▸ MATERIAL SHOWN:
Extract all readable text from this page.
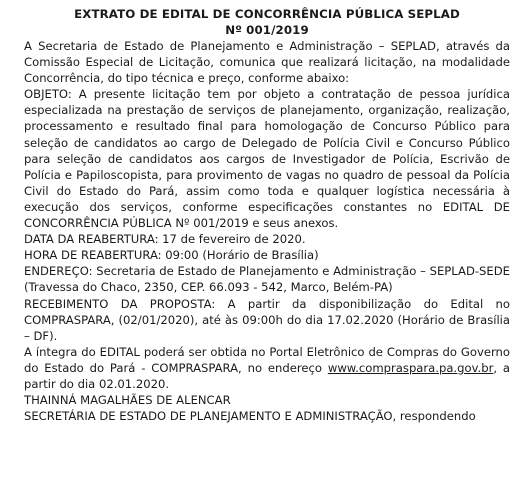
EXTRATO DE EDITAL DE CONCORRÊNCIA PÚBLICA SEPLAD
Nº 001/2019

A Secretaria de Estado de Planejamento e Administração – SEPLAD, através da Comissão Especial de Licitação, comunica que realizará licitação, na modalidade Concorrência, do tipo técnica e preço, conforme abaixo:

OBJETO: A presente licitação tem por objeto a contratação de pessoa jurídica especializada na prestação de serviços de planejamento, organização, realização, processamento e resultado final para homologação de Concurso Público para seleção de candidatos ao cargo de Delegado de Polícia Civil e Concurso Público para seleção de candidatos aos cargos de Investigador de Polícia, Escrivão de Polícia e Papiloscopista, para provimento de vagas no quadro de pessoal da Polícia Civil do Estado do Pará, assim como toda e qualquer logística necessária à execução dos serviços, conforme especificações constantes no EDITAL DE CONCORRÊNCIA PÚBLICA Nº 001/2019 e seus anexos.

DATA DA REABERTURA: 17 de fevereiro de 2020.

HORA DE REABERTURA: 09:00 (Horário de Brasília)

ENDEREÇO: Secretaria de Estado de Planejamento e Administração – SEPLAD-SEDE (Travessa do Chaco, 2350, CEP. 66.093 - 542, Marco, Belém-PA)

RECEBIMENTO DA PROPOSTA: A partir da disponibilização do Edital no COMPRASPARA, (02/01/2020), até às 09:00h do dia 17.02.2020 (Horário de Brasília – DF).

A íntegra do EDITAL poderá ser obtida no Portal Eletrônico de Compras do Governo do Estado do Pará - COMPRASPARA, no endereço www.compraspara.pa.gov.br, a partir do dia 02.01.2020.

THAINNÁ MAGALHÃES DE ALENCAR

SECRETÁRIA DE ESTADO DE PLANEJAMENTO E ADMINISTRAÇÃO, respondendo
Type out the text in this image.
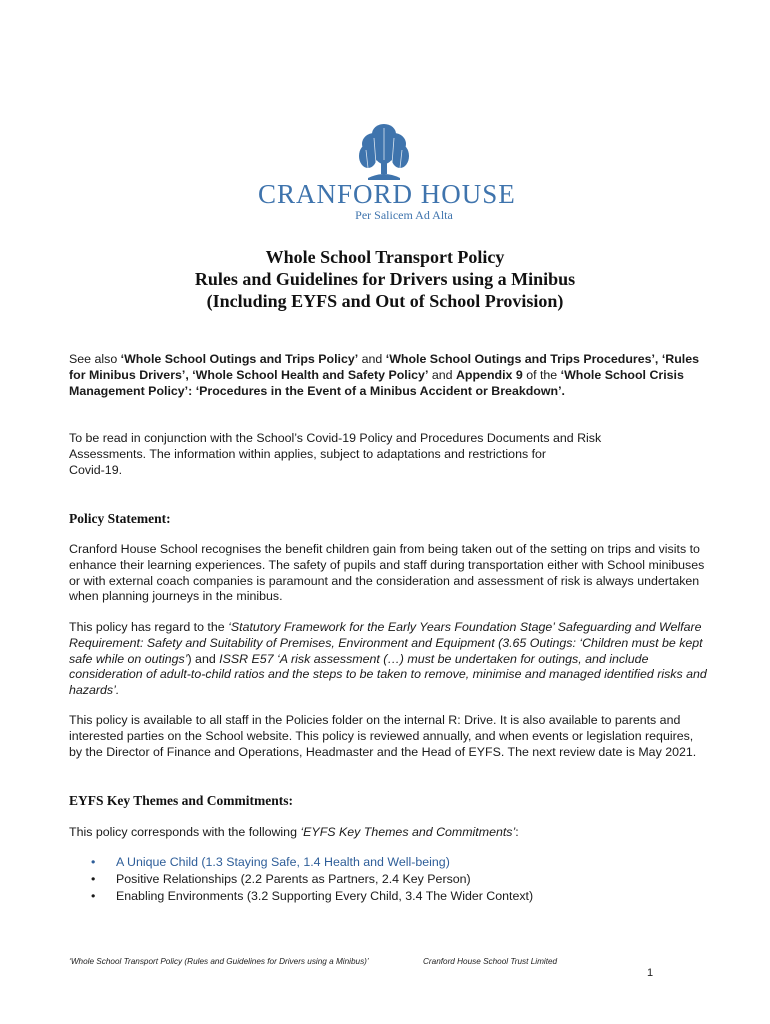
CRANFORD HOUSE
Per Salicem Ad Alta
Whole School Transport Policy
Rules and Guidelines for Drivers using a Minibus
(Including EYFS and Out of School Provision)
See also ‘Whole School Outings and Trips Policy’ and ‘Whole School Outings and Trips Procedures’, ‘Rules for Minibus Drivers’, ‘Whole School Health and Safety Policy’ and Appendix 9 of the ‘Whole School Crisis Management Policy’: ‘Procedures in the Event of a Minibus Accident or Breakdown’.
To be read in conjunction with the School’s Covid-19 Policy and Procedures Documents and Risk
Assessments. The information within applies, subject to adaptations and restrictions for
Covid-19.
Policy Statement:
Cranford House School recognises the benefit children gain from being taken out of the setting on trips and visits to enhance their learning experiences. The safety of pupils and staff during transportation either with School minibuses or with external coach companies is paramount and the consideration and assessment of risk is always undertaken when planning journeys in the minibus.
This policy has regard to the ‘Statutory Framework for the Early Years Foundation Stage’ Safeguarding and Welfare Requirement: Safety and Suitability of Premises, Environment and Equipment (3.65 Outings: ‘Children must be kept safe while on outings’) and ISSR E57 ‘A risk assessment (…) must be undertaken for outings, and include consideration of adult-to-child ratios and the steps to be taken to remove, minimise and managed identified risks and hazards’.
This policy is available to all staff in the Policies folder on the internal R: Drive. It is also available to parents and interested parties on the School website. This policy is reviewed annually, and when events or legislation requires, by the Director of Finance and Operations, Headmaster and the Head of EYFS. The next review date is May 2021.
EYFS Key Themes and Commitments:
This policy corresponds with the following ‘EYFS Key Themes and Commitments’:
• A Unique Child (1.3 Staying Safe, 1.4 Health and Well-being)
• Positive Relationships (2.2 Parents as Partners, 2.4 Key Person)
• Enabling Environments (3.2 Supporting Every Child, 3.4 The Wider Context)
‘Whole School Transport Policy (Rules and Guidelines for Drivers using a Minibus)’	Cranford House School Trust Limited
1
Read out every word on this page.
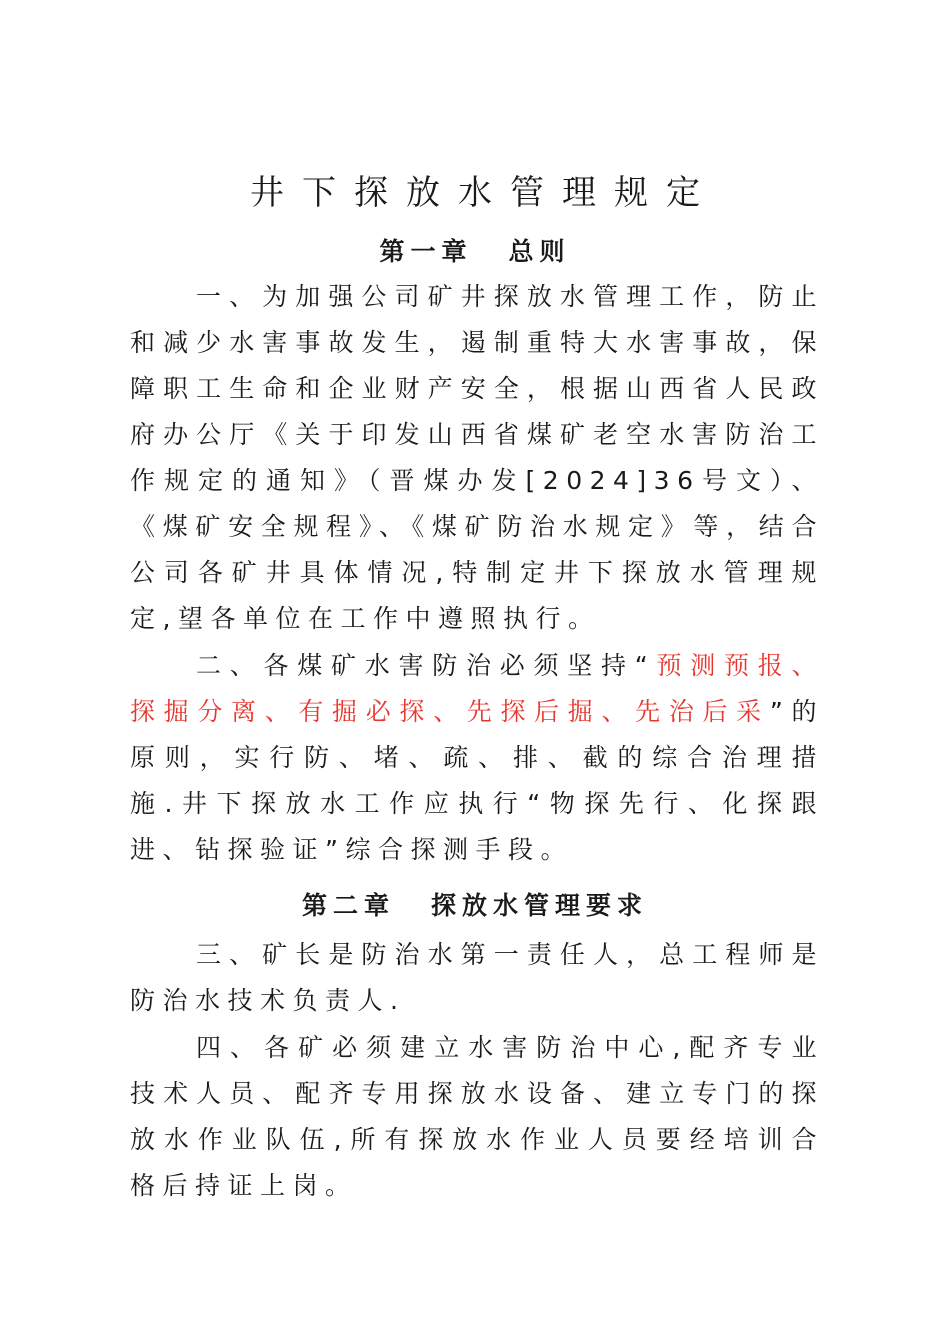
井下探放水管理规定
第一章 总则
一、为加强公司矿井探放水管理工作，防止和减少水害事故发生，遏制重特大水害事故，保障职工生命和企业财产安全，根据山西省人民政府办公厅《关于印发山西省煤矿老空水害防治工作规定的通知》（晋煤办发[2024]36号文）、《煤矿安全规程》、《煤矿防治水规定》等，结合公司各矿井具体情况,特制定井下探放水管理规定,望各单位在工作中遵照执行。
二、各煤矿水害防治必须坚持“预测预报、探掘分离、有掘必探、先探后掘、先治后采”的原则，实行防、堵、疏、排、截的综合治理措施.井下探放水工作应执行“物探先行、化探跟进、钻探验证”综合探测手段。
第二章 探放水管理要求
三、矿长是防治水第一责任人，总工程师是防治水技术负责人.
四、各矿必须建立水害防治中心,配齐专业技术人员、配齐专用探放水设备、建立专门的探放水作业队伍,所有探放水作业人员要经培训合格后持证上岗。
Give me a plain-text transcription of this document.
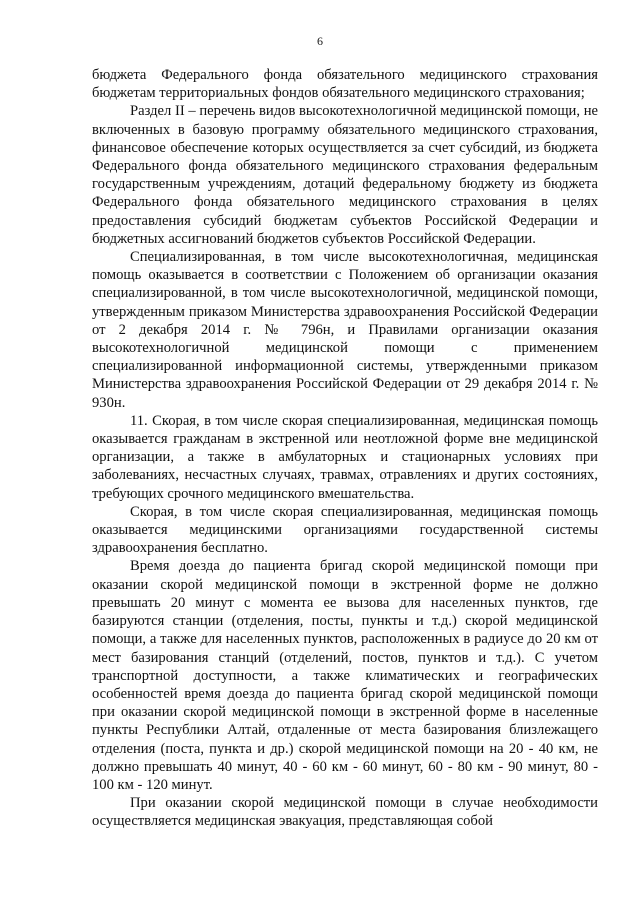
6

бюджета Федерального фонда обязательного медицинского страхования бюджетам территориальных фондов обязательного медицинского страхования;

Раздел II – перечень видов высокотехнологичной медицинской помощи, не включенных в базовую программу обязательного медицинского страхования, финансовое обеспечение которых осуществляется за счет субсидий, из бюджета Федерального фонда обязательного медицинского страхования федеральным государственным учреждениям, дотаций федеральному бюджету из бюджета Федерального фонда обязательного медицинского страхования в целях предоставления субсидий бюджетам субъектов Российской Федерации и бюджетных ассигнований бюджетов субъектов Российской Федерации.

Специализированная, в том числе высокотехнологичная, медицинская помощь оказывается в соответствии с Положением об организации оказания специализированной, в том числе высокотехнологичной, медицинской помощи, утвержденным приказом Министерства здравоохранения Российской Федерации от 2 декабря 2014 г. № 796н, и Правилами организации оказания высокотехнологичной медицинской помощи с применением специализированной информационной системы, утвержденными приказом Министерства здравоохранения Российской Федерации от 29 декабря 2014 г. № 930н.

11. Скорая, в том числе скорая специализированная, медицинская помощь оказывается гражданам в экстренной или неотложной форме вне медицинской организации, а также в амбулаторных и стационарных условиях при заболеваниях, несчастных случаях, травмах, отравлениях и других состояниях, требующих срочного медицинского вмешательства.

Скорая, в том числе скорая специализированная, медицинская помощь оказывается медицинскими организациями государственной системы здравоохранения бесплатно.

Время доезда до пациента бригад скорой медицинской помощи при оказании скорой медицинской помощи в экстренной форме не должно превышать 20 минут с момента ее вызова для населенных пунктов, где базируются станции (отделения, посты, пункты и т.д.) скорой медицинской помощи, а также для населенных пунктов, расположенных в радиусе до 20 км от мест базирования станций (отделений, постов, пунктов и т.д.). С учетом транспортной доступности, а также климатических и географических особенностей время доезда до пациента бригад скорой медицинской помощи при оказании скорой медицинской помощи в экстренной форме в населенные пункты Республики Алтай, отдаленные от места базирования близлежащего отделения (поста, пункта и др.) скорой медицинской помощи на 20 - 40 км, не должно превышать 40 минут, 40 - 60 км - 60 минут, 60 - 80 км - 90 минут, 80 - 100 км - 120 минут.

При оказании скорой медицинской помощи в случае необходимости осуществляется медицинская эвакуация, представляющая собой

▸ REQUIRED TASK: Gather each line in these records that contains the string "системы".

▸ ANSWER FOR THIS EXERCISE:
Специализированная, в том числе высокотехнологичная, медицинская помощь оказывается в соответствии с Положением об организации оказания специализированной, в том числе высокотехнологичной, медицинской помощи, утвержденным приказом Министерства здравоохранения Российской Федерации от 2 декабря 2014 г. № 796н, и Правилами организации оказания высокотехнологичной медицинской помощи с применением специализированной информационной системы, утвержденными приказом Министерства здравоохранения Российской Федерации от 29 декабря 2014 г. № 930н.
Скорая, в том числе скорая специализированная, медицинская помощь оказывается медицинскими организациями государственной системы здравоохранения бесплатно.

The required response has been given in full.